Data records

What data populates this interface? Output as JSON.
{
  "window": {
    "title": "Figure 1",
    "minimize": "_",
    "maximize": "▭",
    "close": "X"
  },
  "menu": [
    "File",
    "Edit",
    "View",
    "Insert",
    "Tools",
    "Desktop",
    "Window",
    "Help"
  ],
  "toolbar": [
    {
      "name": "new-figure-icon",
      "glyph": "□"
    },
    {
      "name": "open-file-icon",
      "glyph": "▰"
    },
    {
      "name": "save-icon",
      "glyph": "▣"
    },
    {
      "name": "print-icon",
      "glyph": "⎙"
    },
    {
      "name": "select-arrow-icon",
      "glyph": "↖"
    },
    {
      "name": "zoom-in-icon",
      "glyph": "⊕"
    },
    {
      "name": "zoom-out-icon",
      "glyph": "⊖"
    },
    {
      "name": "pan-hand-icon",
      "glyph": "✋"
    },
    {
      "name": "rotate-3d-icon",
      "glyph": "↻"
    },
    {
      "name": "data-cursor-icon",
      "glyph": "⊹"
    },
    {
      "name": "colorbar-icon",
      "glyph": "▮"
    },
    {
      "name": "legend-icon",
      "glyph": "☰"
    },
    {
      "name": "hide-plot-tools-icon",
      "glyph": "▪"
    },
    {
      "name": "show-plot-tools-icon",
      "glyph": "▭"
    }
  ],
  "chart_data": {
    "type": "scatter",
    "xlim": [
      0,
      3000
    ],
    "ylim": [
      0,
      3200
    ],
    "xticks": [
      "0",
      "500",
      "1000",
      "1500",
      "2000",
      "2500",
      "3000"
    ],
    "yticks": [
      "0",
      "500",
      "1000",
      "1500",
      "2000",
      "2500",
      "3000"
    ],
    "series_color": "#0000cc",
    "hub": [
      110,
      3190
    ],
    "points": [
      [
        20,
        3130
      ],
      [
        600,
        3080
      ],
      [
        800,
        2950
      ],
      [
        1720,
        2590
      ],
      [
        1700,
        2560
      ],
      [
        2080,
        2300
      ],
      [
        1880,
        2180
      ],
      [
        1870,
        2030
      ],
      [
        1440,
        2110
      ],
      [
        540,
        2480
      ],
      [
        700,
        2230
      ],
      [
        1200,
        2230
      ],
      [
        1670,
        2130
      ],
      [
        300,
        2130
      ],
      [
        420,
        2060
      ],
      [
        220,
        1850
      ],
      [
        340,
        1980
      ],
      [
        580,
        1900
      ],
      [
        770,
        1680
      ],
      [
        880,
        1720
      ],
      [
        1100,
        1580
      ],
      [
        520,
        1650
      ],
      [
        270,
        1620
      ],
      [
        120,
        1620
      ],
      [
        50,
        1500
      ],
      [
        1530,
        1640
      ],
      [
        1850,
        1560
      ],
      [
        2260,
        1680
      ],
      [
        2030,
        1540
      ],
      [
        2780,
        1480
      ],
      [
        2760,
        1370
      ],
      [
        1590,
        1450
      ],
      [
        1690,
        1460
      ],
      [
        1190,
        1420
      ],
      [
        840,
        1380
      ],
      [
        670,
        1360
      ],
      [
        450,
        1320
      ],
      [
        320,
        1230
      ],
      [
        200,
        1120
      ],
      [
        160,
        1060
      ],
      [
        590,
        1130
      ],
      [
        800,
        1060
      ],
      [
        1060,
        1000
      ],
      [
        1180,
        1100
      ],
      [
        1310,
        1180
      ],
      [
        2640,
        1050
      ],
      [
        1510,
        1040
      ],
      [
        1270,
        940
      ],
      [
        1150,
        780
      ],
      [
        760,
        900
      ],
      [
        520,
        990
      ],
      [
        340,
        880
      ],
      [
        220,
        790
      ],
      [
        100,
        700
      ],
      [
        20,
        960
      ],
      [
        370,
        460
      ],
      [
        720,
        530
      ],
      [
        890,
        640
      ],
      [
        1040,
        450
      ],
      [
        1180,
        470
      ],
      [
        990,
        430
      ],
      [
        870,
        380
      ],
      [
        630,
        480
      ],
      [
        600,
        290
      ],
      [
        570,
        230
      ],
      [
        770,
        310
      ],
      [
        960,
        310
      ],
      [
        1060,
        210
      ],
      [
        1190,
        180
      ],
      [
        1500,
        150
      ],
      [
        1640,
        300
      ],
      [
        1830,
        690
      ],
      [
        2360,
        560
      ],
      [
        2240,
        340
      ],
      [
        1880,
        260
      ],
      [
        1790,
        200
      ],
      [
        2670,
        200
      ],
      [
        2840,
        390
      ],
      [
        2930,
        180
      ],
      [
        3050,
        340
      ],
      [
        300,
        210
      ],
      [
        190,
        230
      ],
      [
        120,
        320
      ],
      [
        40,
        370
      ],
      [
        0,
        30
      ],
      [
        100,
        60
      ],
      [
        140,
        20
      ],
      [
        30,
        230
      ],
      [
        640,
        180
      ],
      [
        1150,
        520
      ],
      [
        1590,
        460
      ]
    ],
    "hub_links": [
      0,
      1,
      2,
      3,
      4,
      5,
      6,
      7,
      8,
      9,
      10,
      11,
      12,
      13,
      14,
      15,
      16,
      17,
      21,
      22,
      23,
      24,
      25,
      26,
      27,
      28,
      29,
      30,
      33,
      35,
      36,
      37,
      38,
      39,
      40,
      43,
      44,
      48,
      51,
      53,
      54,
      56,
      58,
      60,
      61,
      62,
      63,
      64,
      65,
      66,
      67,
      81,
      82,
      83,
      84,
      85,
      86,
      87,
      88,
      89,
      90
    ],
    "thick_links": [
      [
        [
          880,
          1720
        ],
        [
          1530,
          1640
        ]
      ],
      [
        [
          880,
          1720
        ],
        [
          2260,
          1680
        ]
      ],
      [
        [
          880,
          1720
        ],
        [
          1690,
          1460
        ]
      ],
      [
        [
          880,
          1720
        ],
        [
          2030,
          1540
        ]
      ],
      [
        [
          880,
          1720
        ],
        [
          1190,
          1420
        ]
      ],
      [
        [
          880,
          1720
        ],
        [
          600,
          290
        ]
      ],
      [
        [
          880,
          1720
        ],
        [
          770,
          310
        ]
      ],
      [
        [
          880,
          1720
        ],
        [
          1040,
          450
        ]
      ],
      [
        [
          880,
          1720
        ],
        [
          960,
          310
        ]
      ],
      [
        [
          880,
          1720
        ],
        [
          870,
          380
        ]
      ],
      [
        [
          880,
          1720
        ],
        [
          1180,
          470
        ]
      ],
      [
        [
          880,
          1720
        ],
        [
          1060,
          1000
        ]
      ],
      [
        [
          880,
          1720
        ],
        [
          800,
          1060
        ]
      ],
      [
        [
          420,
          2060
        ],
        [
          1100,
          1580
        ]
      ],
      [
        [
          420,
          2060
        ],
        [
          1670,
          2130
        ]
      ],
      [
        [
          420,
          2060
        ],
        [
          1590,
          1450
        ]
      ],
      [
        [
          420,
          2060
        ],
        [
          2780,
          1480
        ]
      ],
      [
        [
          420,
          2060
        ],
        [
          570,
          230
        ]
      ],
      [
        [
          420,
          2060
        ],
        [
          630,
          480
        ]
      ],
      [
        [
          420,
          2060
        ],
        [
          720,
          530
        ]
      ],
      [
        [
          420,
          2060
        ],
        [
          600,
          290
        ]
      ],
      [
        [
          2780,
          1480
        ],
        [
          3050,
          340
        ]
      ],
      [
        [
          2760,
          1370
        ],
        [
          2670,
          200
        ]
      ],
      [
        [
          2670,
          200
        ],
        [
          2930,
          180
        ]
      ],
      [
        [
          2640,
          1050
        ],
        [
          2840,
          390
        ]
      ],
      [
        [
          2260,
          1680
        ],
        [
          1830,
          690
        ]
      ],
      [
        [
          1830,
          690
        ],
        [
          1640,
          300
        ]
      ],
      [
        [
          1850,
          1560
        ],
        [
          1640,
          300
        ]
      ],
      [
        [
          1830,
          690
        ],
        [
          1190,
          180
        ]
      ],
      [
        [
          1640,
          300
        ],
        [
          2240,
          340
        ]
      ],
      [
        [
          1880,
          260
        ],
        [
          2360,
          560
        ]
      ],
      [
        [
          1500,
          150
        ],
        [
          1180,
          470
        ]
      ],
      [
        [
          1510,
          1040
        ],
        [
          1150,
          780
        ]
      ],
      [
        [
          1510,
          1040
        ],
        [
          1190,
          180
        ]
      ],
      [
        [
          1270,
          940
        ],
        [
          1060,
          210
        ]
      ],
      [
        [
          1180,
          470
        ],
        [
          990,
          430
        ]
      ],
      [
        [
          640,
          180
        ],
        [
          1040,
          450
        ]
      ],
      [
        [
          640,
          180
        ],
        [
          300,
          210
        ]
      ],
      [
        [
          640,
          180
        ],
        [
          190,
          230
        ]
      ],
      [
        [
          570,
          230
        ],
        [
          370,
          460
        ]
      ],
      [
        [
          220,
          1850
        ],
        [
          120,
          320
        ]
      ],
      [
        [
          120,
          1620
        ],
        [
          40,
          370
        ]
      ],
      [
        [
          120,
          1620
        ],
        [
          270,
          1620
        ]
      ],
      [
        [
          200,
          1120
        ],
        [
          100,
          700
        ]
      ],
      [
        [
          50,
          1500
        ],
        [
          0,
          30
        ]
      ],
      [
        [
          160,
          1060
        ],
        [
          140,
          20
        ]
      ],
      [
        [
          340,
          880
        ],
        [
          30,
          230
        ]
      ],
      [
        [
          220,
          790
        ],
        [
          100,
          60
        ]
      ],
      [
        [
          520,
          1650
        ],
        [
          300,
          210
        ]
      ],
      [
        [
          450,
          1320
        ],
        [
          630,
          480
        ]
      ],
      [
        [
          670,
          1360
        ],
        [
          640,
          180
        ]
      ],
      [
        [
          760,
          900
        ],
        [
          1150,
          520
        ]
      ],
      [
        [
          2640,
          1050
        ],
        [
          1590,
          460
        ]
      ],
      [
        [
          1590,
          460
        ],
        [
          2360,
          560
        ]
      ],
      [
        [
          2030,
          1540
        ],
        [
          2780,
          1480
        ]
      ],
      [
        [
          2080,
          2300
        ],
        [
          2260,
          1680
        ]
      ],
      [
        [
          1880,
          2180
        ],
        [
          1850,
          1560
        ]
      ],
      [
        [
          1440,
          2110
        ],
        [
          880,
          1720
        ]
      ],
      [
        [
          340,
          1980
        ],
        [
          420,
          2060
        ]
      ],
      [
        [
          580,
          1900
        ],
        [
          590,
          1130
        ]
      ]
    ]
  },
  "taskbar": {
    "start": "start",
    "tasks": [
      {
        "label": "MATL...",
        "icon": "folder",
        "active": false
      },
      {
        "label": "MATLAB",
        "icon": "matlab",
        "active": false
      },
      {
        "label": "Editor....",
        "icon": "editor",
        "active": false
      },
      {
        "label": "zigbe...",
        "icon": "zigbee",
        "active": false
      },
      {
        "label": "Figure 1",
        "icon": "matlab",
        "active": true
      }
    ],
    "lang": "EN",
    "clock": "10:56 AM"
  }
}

• [TASK BRIEF]: Every line above that contains the word "label" should be reported.

• [TASK RESPONSE]:
        "label": "MATL...",
        "label": "MATLAB",
        "label": "Editor....",
        "label": "zigbe...",
        "label": "Figure 1",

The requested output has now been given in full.